--- start GIVEN DATA ---

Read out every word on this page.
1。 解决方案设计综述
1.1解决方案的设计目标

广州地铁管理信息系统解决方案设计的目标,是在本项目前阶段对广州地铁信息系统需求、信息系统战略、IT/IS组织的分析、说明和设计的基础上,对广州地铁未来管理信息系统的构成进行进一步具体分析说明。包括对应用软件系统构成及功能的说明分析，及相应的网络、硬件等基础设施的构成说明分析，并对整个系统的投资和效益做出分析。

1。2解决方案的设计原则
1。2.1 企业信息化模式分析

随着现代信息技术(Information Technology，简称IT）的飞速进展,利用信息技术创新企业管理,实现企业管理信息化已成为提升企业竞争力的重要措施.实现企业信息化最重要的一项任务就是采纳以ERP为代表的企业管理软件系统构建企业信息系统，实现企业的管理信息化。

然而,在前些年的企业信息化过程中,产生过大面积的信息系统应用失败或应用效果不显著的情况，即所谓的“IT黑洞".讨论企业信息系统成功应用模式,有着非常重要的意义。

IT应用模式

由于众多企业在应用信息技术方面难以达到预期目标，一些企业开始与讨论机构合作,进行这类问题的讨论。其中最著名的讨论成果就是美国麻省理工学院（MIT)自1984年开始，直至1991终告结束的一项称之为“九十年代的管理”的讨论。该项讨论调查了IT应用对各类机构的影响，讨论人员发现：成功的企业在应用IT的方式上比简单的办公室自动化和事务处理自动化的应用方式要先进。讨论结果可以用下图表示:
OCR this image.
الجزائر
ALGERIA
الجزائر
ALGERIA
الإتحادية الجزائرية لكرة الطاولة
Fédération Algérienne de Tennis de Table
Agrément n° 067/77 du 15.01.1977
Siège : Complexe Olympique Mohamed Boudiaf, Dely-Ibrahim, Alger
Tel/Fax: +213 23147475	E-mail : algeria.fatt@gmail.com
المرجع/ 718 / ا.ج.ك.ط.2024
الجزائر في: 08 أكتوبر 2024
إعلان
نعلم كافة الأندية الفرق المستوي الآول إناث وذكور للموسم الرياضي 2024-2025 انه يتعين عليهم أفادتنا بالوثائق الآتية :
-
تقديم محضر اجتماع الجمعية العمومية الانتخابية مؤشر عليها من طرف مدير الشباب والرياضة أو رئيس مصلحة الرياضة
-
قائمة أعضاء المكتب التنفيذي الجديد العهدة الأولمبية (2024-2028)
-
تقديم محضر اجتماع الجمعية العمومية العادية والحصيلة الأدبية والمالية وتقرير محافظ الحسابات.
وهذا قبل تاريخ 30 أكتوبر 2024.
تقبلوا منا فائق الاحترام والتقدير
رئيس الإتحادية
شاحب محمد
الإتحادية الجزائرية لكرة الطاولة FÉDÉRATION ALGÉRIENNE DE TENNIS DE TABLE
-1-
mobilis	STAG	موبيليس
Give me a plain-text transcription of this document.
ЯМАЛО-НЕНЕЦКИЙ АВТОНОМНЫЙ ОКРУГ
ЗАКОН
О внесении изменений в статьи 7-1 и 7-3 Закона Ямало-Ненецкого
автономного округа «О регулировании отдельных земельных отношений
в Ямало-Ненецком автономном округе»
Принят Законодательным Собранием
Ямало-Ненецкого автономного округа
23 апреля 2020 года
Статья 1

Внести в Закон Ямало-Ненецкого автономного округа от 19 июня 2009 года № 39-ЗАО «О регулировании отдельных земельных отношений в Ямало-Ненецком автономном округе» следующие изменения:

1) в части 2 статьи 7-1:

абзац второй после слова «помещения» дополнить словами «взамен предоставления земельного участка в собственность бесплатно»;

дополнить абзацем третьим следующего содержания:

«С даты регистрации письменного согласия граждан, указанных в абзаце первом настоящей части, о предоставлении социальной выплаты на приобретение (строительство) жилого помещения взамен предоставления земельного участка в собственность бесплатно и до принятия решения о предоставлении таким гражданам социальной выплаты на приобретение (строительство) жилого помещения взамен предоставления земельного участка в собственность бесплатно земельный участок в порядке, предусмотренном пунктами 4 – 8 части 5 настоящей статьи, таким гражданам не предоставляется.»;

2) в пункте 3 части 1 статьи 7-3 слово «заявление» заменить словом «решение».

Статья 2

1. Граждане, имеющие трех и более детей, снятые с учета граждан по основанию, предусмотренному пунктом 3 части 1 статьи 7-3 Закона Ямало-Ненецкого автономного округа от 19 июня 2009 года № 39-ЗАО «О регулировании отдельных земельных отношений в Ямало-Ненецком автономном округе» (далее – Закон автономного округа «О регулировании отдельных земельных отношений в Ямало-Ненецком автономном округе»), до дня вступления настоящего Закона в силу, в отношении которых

--- end GIVEN DATA ---

Exactly as shown above, return every record.

Read out every word on this page.
1。 解决方案设计综述
1.1解决方案的设计目标

广州地铁管理信息系统解决方案设计的目标,是在本项目前阶段对广州地铁信息系统需求、信息系统战略、IT/IS组织的分析、说明和设计的基础上,对广州地铁未来管理信息系统的构成进行进一步具体分析说明。包括对应用软件系统构成及功能的说明分析，及相应的网络、硬件等基础设施的构成说明分析，并对整个系统的投资和效益做出分析。

1。2解决方案的设计原则
1。2.1 企业信息化模式分析

随着现代信息技术(Information Technology，简称IT）的飞速进展,利用信息技术创新企业管理,实现企业管理信息化已成为提升企业竞争力的重要措施.实现企业信息化最重要的一项任务就是采纳以ERP为代表的企业管理软件系统构建企业信息系统，实现企业的管理信息化。

然而,在前些年的企业信息化过程中,产生过大面积的信息系统应用失败或应用效果不显著的情况，即所谓的“IT黑洞".讨论企业信息系统成功应用模式,有着非常重要的意义。

IT应用模式

由于众多企业在应用信息技术方面难以达到预期目标，一些企业开始与讨论机构合作,进行这类问题的讨论。其中最著名的讨论成果就是美国麻省理工学院（MIT)自1984年开始，直至1991终告结束的一项称之为“九十年代的管理”的讨论。该项讨论调查了IT应用对各类机构的影响，讨论人员发现：成功的企业在应用IT的方式上比简单的办公室自动化和事务处理自动化的应用方式要先进。讨论结果可以用下图表示:
OCR this image.
الجزائر
ALGERIA
الجزائر
ALGERIA
الإتحادية الجزائرية لكرة الطاولة
Fédération Algérienne de Tennis de Table
Agrément n° 067/77 du 15.01.1977
Siège : Complexe Olympique Mohamed Boudiaf, Dely-Ibrahim, Alger
Tel/Fax: +213 23147475	E-mail : algeria.fatt@gmail.com
المرجع/ 718 / ا.ج.ك.ط.2024
الجزائر في: 08 أكتوبر 2024
إعلان
نعلم كافة الأندية الفرق المستوي الآول إناث وذكور للموسم الرياضي 2024-2025 انه يتعين عليهم أفادتنا بالوثائق الآتية :
-
تقديم محضر اجتماع الجمعية العمومية الانتخابية مؤشر عليها من طرف مدير الشباب والرياضة أو رئيس مصلحة الرياضة
-
قائمة أعضاء المكتب التنفيذي الجديد العهدة الأولمبية (2024-2028)
-
تقديم محضر اجتماع الجمعية العمومية العادية والحصيلة الأدبية والمالية وتقرير محافظ الحسابات.
وهذا قبل تاريخ 30 أكتوبر 2024.
تقبلوا منا فائق الاحترام والتقدير
رئيس الإتحادية
شاحب محمد
الإتحادية الجزائرية لكرة الطاولة FÉDÉRATION ALGÉRIENNE DE TENNIS DE TABLE
-1-
mobilis	STAG	موبيليس
Give me a plain-text transcription of this document.
ЯМАЛО-НЕНЕЦКИЙ АВТОНОМНЫЙ ОКРУГ
ЗАКОН
О внесении изменений в статьи 7-1 и 7-3 Закона Ямало-Ненецкого
автономного округа «О регулировании отдельных земельных отношений
в Ямало-Ненецком автономном округе»
Принят Законодательным Собранием
Ямало-Ненецкого автономного округа
23 апреля 2020 года
Статья 1

Внести в Закон Ямало-Ненецкого автономного округа от 19 июня 2009 года № 39-ЗАО «О регулировании отдельных земельных отношений в Ямало-Ненецком автономном округе» следующие изменения:

1) в части 2 статьи 7-1:

абзац второй после слова «помещения» дополнить словами «взамен предоставления земельного участка в собственность бесплатно»;

дополнить абзацем третьим следующего содержания:

«С даты регистрации письменного согласия граждан, указанных в абзаце первом настоящей части, о предоставлении социальной выплаты на приобретение (строительство) жилого помещения взамен предоставления земельного участка в собственность бесплатно и до принятия решения о предоставлении таким гражданам социальной выплаты на приобретение (строительство) жилого помещения взамен предоставления земельного участка в собственность бесплатно земельный участок в порядке, предусмотренном пунктами 4 – 8 части 5 настоящей статьи, таким гражданам не предоставляется.»;

2) в пункте 3 части 1 статьи 7-3 слово «заявление» заменить словом «решение».

Статья 2

1. Граждане, имеющие трех и более детей, снятые с учета граждан по основанию, предусмотренному пунктом 3 части 1 статьи 7-3 Закона Ямало-Ненецкого автономного округа от 19 июня 2009 года № 39-ЗАО «О регулировании отдельных земельных отношений в Ямало-Ненецком автономном округе» (далее – Закон автономного округа «О регулировании отдельных земельных отношений в Ямало-Ненецком автономном округе»), до дня вступления настоящего Закона в силу, в отношении которых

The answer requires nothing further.